Dataset rows about figures
-- Start --

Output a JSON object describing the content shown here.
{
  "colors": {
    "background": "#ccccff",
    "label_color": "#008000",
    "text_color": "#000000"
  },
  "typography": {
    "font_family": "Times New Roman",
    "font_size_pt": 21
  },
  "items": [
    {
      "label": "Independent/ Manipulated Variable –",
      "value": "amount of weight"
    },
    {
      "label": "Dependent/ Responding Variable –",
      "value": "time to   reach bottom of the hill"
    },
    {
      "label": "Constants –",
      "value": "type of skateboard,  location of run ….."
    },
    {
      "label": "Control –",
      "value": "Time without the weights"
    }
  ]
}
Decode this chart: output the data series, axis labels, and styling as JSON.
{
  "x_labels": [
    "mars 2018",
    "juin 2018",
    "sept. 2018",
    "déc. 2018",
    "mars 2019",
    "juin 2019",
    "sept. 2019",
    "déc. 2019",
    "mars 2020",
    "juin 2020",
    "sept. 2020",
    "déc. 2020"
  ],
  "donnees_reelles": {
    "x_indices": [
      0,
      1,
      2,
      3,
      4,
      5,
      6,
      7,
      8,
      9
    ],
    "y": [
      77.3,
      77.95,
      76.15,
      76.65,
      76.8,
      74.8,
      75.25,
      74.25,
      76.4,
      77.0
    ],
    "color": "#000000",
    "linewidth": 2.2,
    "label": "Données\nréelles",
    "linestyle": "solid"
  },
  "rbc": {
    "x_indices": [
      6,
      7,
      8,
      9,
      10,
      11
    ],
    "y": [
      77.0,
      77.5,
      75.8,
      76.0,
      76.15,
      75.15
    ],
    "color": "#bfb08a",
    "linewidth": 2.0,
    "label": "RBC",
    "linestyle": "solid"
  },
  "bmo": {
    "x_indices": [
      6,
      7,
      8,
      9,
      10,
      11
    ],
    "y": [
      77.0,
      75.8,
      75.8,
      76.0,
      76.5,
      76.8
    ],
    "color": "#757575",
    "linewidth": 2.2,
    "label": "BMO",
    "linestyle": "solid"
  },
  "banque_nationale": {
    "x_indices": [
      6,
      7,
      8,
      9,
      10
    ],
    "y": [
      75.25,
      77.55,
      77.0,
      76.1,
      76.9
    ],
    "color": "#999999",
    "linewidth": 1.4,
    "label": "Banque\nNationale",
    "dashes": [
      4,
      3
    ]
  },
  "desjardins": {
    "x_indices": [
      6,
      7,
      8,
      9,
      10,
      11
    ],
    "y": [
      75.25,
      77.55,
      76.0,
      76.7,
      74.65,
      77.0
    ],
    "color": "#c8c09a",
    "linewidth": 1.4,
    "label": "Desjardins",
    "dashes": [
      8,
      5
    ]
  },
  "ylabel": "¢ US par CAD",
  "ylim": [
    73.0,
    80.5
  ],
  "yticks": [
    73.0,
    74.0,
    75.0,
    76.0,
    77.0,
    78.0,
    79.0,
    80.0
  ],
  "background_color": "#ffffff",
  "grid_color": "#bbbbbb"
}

-- End --

Using the listing above, return all lines where the word "JSON" occurs.

Output a JSON object describing the content shown here.
Decode this chart: output the data series, axis labels, and styling as JSON.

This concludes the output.